● RECORD SET:
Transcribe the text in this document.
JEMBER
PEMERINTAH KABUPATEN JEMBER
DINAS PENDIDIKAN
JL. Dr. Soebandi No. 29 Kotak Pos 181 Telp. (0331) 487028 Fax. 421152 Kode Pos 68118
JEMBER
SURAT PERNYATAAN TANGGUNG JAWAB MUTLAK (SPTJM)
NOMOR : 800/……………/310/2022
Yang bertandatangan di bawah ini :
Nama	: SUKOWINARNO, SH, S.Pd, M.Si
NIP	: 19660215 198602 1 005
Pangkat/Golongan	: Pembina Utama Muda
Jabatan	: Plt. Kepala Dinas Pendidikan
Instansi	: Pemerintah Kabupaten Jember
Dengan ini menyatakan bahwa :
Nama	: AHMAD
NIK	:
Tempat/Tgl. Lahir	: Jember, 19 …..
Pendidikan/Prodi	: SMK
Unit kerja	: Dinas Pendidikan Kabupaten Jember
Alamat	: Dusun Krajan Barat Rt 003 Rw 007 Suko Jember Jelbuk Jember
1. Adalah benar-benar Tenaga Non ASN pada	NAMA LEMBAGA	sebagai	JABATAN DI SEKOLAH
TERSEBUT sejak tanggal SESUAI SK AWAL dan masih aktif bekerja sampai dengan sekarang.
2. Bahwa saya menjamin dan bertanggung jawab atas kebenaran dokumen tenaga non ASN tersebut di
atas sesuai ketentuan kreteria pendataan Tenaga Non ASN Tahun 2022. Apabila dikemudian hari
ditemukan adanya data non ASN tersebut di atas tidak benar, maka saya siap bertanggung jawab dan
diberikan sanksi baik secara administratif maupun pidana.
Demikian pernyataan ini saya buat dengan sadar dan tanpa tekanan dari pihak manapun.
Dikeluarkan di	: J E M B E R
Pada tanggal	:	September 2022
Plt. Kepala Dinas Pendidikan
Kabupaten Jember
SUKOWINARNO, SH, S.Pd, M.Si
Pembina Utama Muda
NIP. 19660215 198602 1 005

● WHAT YOU SHOULD DO:
All of the entries need to be reproduced exactly; please write them out.

● TASK ANSWER:
Transcribe the text in this document.
JEMBER
PEMERINTAH KABUPATEN JEMBER
DINAS PENDIDIKAN
JL. Dr. Soebandi No. 29 Kotak Pos 181 Telp. (0331) 487028 Fax. 421152 Kode Pos 68118
JEMBER
SURAT PERNYATAAN TANGGUNG JAWAB MUTLAK (SPTJM)
NOMOR : 800/……………/310/2022
Yang bertandatangan di bawah ini :
Nama	: SUKOWINARNO, SH, S.Pd, M.Si
NIP	: 19660215 198602 1 005
Pangkat/Golongan	: Pembina Utama Muda
Jabatan	: Plt. Kepala Dinas Pendidikan
Instansi	: Pemerintah Kabupaten Jember
Dengan ini menyatakan bahwa :
Nama	: AHMAD
NIK	:
Tempat/Tgl. Lahir	: Jember, 19 …..
Pendidikan/Prodi	: SMK
Unit kerja	: Dinas Pendidikan Kabupaten Jember
Alamat	: Dusun Krajan Barat Rt 003 Rw 007 Suko Jember Jelbuk Jember
1. Adalah benar-benar Tenaga Non ASN pada	NAMA LEMBAGA	sebagai	JABATAN DI SEKOLAH
TERSEBUT sejak tanggal SESUAI SK AWAL dan masih aktif bekerja sampai dengan sekarang.
2. Bahwa saya menjamin dan bertanggung jawab atas kebenaran dokumen tenaga non ASN tersebut di
atas sesuai ketentuan kreteria pendataan Tenaga Non ASN Tahun 2022. Apabila dikemudian hari
ditemukan adanya data non ASN tersebut di atas tidak benar, maka saya siap bertanggung jawab dan
diberikan sanksi baik secara administratif maupun pidana.
Demikian pernyataan ini saya buat dengan sadar dan tanpa tekanan dari pihak manapun.
Dikeluarkan di	: J E M B E R
Pada tanggal	:	September 2022
Plt. Kepala Dinas Pendidikan
Kabupaten Jember
SUKOWINARNO, SH, S.Pd, M.Si
Pembina Utama Muda
NIP. 19660215 198602 1 005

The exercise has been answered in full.